Data records
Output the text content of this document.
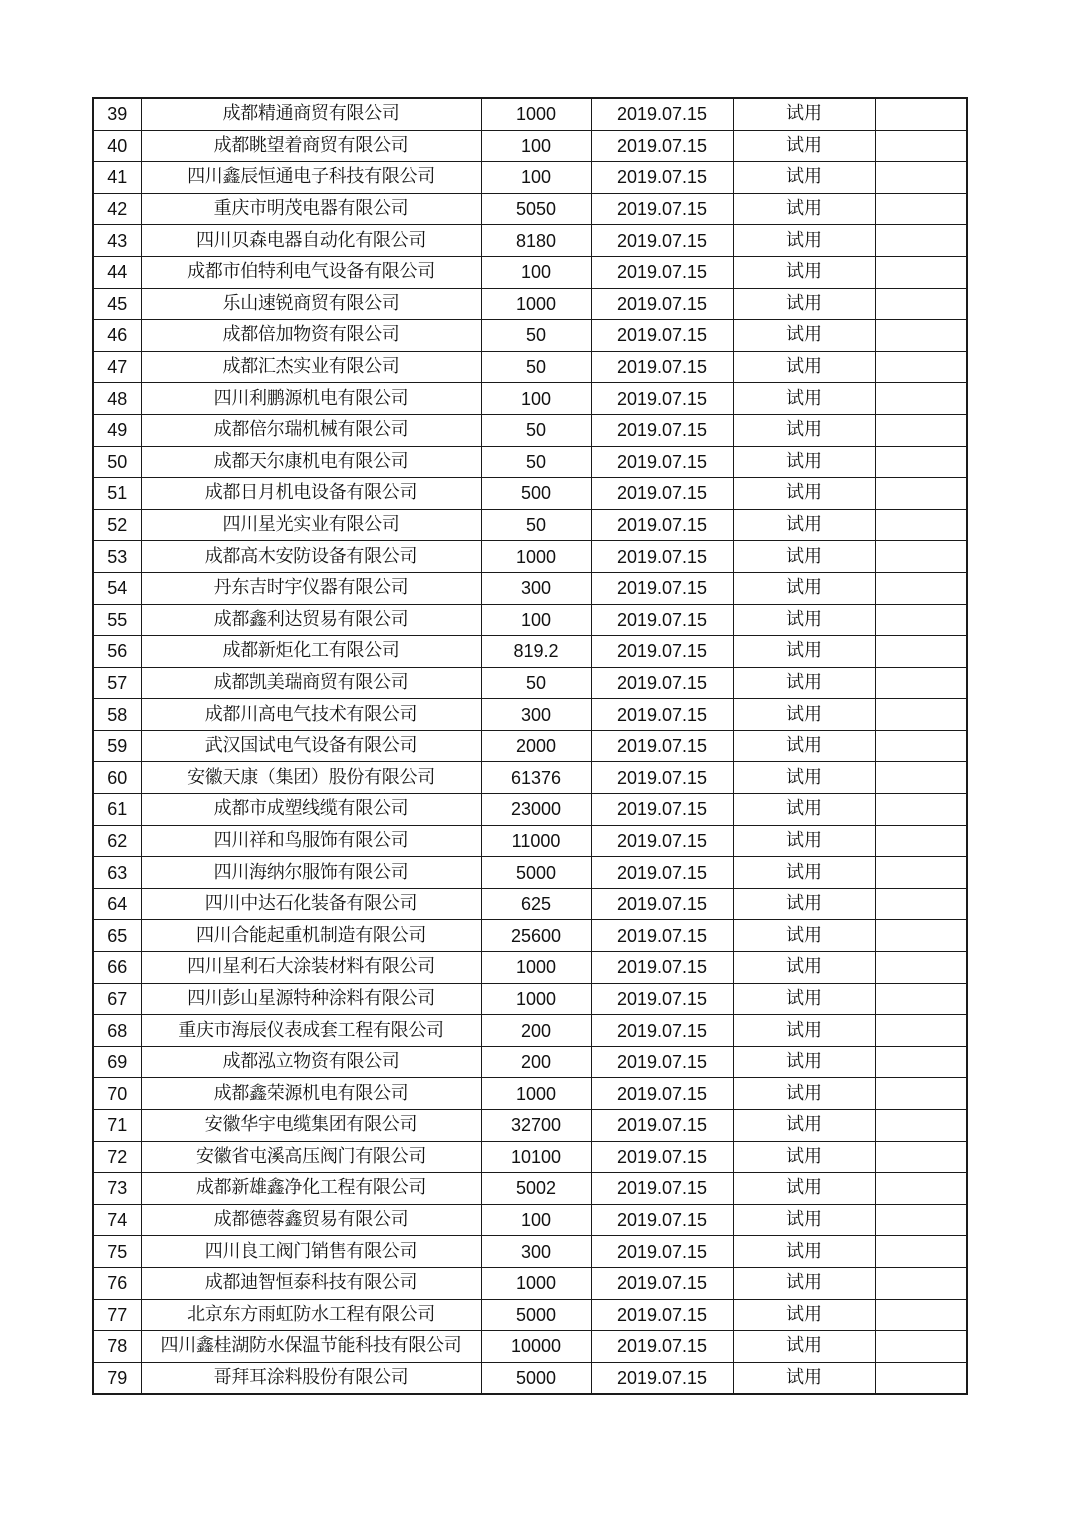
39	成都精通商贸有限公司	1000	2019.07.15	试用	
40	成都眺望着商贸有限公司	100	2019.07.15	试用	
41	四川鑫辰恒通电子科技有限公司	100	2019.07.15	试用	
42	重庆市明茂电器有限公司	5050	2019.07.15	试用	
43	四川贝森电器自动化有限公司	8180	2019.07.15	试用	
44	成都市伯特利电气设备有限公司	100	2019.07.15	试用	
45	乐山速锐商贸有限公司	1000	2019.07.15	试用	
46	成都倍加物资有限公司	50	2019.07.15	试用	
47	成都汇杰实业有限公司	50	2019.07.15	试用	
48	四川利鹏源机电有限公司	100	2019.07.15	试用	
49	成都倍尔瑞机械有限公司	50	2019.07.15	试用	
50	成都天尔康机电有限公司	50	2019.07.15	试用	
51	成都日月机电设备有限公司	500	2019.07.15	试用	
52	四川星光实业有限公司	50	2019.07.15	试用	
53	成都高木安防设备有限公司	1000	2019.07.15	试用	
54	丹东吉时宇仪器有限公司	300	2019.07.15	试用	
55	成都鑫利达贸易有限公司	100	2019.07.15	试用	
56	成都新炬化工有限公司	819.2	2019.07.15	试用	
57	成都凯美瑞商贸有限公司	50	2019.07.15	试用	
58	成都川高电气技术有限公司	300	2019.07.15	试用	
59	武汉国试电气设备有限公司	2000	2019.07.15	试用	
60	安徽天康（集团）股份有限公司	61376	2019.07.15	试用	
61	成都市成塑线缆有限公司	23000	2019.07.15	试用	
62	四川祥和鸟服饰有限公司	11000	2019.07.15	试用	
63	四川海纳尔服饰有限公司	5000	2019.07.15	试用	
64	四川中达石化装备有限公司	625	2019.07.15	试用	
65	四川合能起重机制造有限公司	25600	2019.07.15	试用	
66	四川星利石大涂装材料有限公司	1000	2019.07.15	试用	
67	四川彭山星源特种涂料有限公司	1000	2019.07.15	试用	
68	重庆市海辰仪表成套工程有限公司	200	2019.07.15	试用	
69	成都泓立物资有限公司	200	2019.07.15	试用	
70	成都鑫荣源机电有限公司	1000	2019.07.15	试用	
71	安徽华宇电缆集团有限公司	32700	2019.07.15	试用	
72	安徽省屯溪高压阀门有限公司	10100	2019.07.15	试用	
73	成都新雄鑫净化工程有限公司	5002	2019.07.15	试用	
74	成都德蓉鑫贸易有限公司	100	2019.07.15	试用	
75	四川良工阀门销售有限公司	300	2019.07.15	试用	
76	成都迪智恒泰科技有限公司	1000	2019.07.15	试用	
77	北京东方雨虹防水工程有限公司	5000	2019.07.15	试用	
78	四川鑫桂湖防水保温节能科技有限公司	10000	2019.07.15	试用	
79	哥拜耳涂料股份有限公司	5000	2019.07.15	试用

The problem:
Reproduce the entries above word for word. Pictures stay out.

Written solution:
Output the text content of this document.
39	成都精通商贸有限公司	1000	2019.07.15	试用	
40	成都眺望着商贸有限公司	100	2019.07.15	试用	
41	四川鑫辰恒通电子科技有限公司	100	2019.07.15	试用	
42	重庆市明茂电器有限公司	5050	2019.07.15	试用	
43	四川贝森电器自动化有限公司	8180	2019.07.15	试用	
44	成都市伯特利电气设备有限公司	100	2019.07.15	试用	
45	乐山速锐商贸有限公司	1000	2019.07.15	试用	
46	成都倍加物资有限公司	50	2019.07.15	试用	
47	成都汇杰实业有限公司	50	2019.07.15	试用	
48	四川利鹏源机电有限公司	100	2019.07.15	试用	
49	成都倍尔瑞机械有限公司	50	2019.07.15	试用	
50	成都天尔康机电有限公司	50	2019.07.15	试用	
51	成都日月机电设备有限公司	500	2019.07.15	试用	
52	四川星光实业有限公司	50	2019.07.15	试用	
53	成都高木安防设备有限公司	1000	2019.07.15	试用	
54	丹东吉时宇仪器有限公司	300	2019.07.15	试用	
55	成都鑫利达贸易有限公司	100	2019.07.15	试用	
56	成都新炬化工有限公司	819.2	2019.07.15	试用	
57	成都凯美瑞商贸有限公司	50	2019.07.15	试用	
58	成都川高电气技术有限公司	300	2019.07.15	试用	
59	武汉国试电气设备有限公司	2000	2019.07.15	试用	
60	安徽天康（集团）股份有限公司	61376	2019.07.15	试用	
61	成都市成塑线缆有限公司	23000	2019.07.15	试用	
62	四川祥和鸟服饰有限公司	11000	2019.07.15	试用	
63	四川海纳尔服饰有限公司	5000	2019.07.15	试用	
64	四川中达石化装备有限公司	625	2019.07.15	试用	
65	四川合能起重机制造有限公司	25600	2019.07.15	试用	
66	四川星利石大涂装材料有限公司	1000	2019.07.15	试用	
67	四川彭山星源特种涂料有限公司	1000	2019.07.15	试用	
68	重庆市海辰仪表成套工程有限公司	200	2019.07.15	试用	
69	成都泓立物资有限公司	200	2019.07.15	试用	
70	成都鑫荣源机电有限公司	1000	2019.07.15	试用	
71	安徽华宇电缆集团有限公司	32700	2019.07.15	试用	
72	安徽省屯溪高压阀门有限公司	10100	2019.07.15	试用	
73	成都新雄鑫净化工程有限公司	5002	2019.07.15	试用	
74	成都德蓉鑫贸易有限公司	100	2019.07.15	试用	
75	四川良工阀门销售有限公司	300	2019.07.15	试用	
76	成都迪智恒泰科技有限公司	1000	2019.07.15	试用	
77	北京东方雨虹防水工程有限公司	5000	2019.07.15	试用	
78	四川鑫桂湖防水保温节能科技有限公司	10000	2019.07.15	试用	
79	哥拜耳涂料股份有限公司	5000	2019.07.15	试用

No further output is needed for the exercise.